Exercise details:
Find each line holding "completa" and copy it out.

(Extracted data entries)
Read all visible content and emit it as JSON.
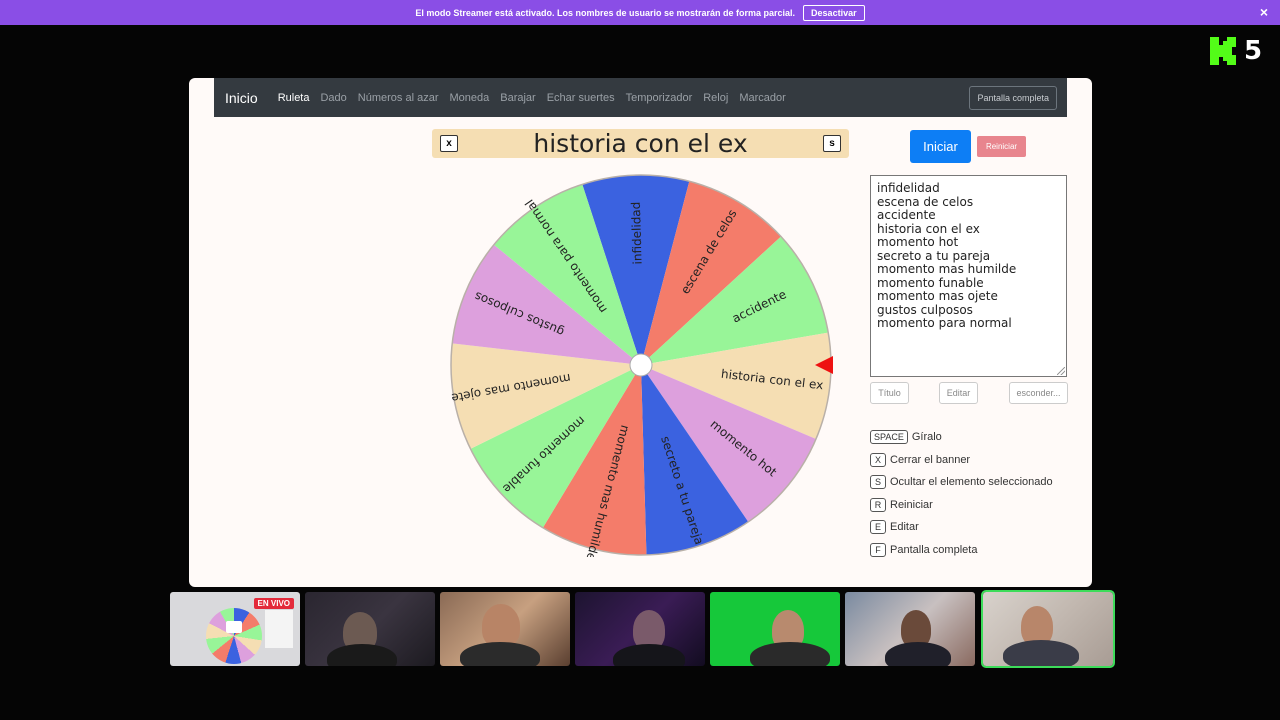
{
  "banner": {
    "message": "El modo Streamer está activado. Los nombres de usuario se mostrarán de forma parcial.",
    "button": "Desactivar",
    "close": "×"
  },
  "kick": {
    "number": "5",
    "color": "#53fc18"
  },
  "nav": {
    "brand": "Inicio",
    "items": [
      "Ruleta",
      "Dado",
      "Números al azar",
      "Moneda",
      "Barajar",
      "Echar suertes",
      "Temporizador",
      "Reloj",
      "Marcador"
    ],
    "fullscreen": "Pantalla completa"
  },
  "selected_title": "historia con el ex",
  "title_keys": {
    "close": "x",
    "hide": "s"
  },
  "buttons": {
    "start": "Iniciar",
    "reset": "Reiniciar"
  },
  "wheel": {
    "segments": [
      {
        "label": "infidelidad",
        "color": "#3b62e0"
      },
      {
        "label": "escena de celos",
        "color": "#f47c6a"
      },
      {
        "label": "accidente",
        "color": "#98f598"
      },
      {
        "label": "historia con el ex",
        "color": "#f5deb3"
      },
      {
        "label": "momento hot",
        "color": "#dda0dd"
      },
      {
        "label": "secreto a tu pareja",
        "color": "#3b62e0"
      },
      {
        "label": "momento mas humilde",
        "color": "#f47c6a"
      },
      {
        "label": "momento funable",
        "color": "#98f598"
      },
      {
        "label": "momento mas ojete",
        "color": "#f5deb3"
      },
      {
        "label": "gustos culposos",
        "color": "#dda0dd"
      },
      {
        "label": "momento para normal",
        "color": "#98f598"
      }
    ],
    "pointer_color": "#ee1111"
  },
  "list_items": [
    "infidelidad",
    "escena de celos",
    "accidente",
    "historia con el ex",
    "momento hot",
    "secreto a tu pareja",
    "momento mas humilde",
    "momento funable",
    "momento mas ojete",
    "gustos culposos",
    "momento para normal"
  ],
  "small_buttons": {
    "title": "Título",
    "edit": "Editar",
    "hide": "esconder..."
  },
  "shortcuts": [
    {
      "key": "SPACE",
      "label": "Gíralo"
    },
    {
      "key": "X",
      "label": "Cerrar el banner"
    },
    {
      "key": "S",
      "label": "Ocultar el elemento seleccionado"
    },
    {
      "key": "R",
      "label": "Reiniciar"
    },
    {
      "key": "E",
      "label": "Editar"
    },
    {
      "key": "F",
      "label": "Pantalla completa"
    }
  ],
  "live_badge": "EN VIVO"
}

Output of the task:
    "fullscreen": "Pantalla completa"
      "label": "Pantalla completa"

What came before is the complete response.